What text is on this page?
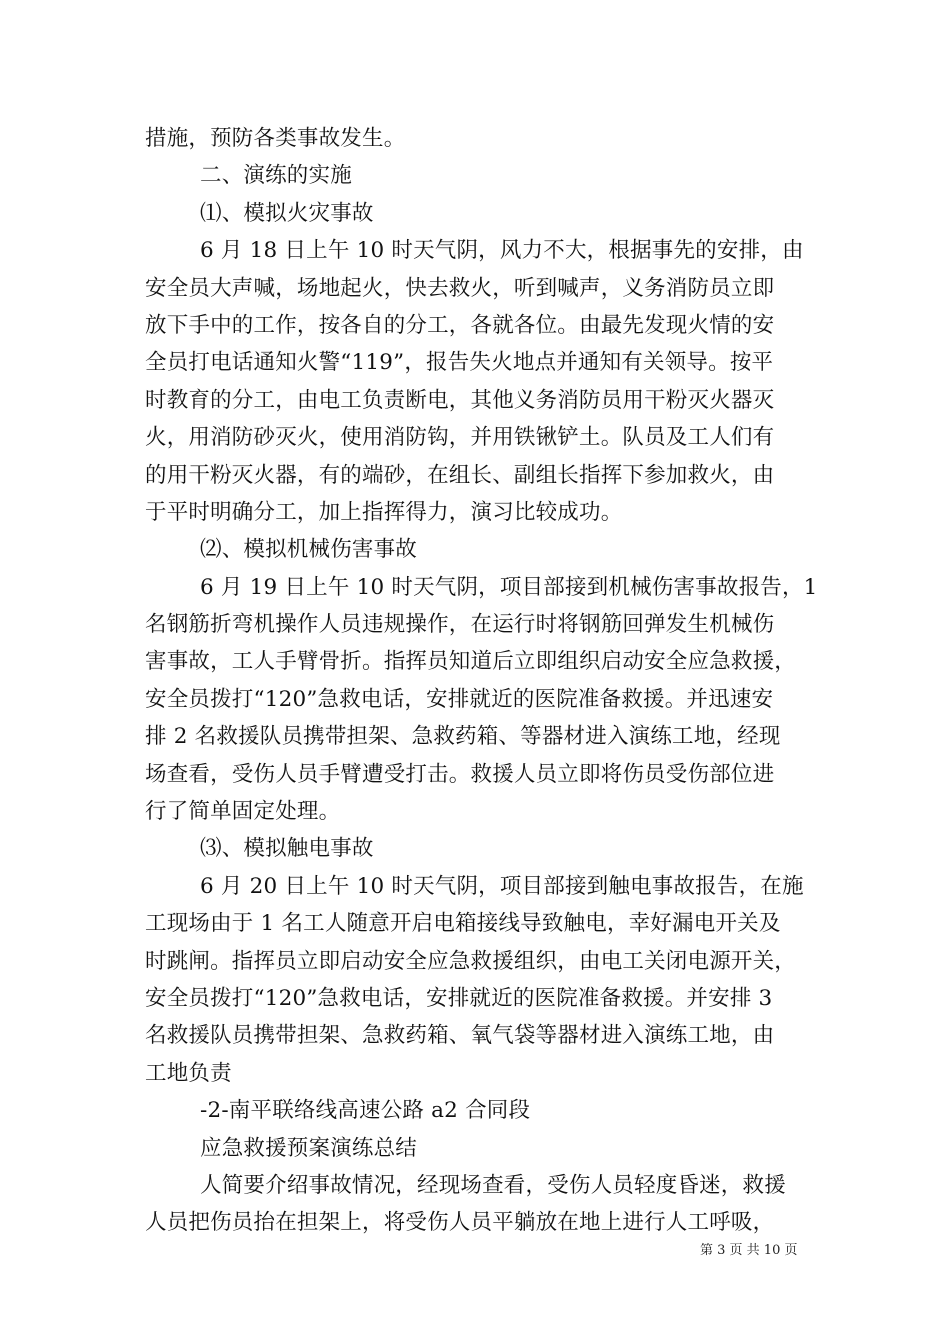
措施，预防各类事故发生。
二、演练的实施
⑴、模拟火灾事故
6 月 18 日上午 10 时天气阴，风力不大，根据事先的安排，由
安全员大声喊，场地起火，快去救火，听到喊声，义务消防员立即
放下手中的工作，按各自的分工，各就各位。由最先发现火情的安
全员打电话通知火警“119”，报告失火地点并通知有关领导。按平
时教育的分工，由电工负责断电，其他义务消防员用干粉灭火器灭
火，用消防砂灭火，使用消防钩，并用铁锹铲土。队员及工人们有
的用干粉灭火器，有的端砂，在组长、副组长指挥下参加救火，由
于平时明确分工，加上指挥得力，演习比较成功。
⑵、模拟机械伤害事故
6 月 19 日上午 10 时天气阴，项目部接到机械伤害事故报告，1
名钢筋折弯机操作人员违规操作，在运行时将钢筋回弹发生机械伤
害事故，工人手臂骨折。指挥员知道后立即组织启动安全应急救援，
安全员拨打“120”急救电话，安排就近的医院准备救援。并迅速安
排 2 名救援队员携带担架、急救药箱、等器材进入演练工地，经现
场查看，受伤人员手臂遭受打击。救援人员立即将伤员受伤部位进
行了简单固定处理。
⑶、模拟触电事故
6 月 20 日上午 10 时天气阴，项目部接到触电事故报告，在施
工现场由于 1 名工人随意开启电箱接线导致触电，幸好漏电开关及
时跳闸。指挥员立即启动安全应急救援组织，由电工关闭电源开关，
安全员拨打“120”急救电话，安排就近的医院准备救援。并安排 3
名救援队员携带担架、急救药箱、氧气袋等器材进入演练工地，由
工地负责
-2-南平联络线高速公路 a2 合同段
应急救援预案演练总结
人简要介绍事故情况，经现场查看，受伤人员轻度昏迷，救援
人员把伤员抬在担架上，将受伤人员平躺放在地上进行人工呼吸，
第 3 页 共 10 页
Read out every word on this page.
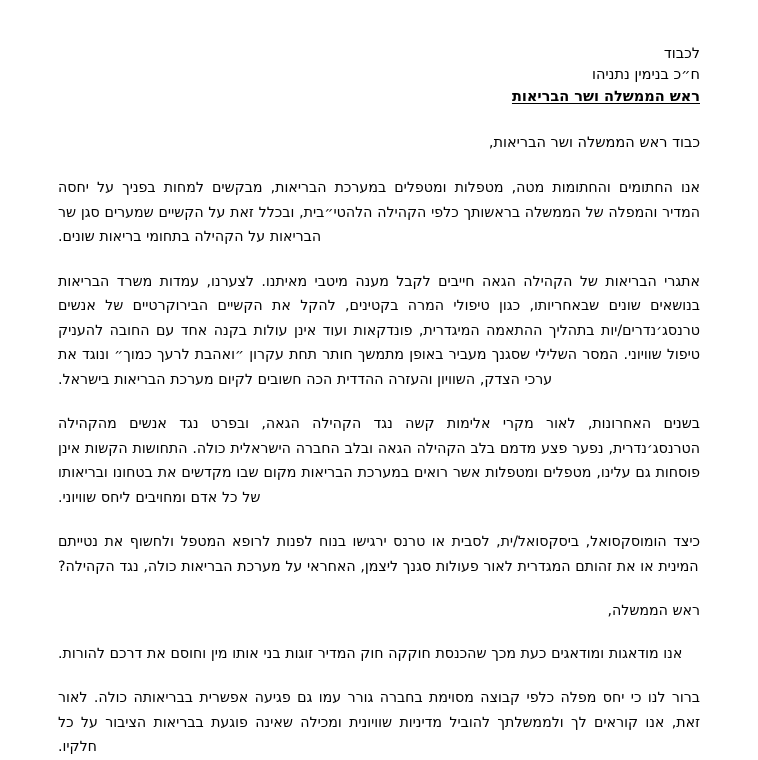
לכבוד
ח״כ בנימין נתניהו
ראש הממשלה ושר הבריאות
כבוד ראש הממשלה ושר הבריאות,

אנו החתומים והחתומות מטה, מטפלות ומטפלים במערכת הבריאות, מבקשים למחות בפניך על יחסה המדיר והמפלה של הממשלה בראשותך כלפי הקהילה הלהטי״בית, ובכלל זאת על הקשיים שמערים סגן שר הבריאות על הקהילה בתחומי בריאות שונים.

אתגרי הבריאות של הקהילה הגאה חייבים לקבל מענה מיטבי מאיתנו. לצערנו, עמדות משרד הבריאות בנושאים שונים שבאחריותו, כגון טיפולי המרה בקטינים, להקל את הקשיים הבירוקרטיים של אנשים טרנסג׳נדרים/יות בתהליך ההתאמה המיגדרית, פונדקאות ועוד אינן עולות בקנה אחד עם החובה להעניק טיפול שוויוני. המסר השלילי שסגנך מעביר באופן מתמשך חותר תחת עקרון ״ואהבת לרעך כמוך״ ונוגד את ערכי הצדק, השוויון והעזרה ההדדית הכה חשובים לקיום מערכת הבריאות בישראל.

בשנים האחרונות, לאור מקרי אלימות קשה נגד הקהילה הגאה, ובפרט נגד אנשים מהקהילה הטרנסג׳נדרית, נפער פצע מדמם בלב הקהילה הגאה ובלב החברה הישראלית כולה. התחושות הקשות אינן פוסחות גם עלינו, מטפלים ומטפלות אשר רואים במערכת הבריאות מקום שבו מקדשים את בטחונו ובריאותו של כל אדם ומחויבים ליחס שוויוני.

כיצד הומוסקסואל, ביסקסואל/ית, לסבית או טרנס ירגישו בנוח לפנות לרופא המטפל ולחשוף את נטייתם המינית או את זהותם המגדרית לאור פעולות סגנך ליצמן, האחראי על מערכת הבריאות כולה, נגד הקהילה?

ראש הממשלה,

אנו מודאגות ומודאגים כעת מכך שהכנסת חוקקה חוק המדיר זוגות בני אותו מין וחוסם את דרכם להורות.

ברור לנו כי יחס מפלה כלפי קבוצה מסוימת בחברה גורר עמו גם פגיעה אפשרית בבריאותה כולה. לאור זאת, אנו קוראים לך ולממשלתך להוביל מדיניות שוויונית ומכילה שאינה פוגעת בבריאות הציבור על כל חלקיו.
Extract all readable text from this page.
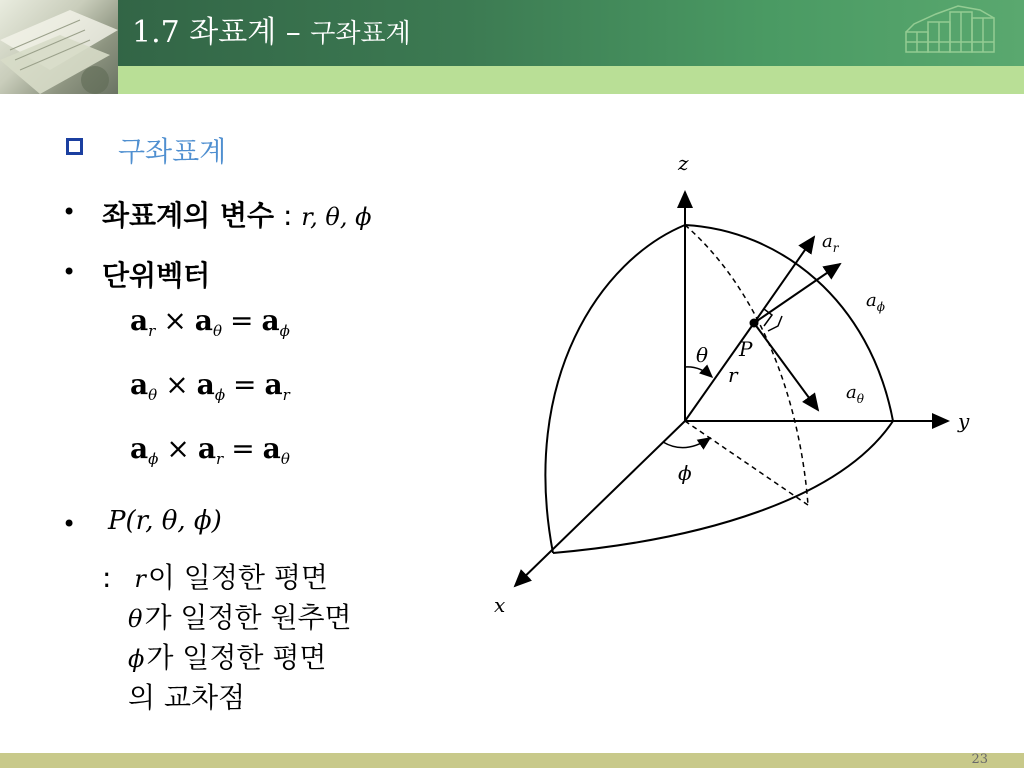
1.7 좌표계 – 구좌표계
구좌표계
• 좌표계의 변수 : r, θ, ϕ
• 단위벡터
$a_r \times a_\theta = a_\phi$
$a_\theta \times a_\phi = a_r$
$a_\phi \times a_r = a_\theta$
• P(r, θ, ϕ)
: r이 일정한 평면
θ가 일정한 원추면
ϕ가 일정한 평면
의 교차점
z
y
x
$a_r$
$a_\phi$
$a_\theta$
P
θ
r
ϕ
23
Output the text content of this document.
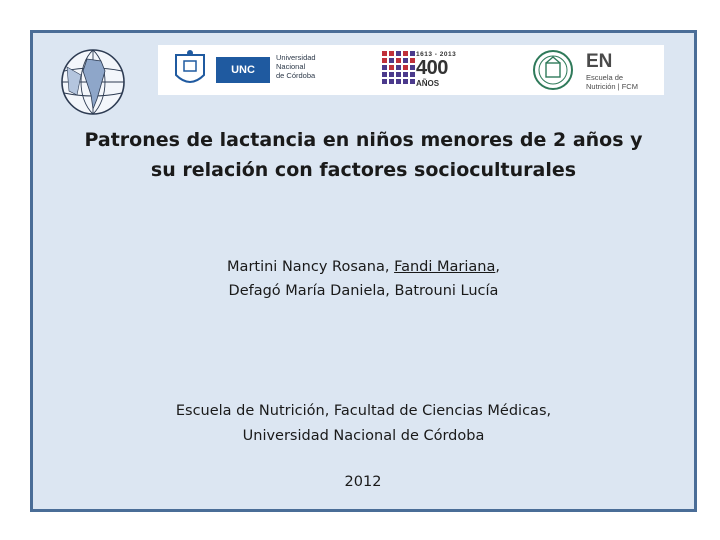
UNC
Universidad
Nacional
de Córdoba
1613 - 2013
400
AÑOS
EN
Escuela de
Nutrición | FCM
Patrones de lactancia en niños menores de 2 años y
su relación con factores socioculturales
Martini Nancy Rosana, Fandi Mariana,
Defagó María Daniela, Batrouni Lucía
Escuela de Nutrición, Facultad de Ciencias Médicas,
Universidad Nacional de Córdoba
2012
========
Description of the task: Search the entries for the word "this", then gather every line that has it.

Final result:
What text is on this page?
Read out every word on this page.
Extract all readable text from this page.
Output the text content of this document.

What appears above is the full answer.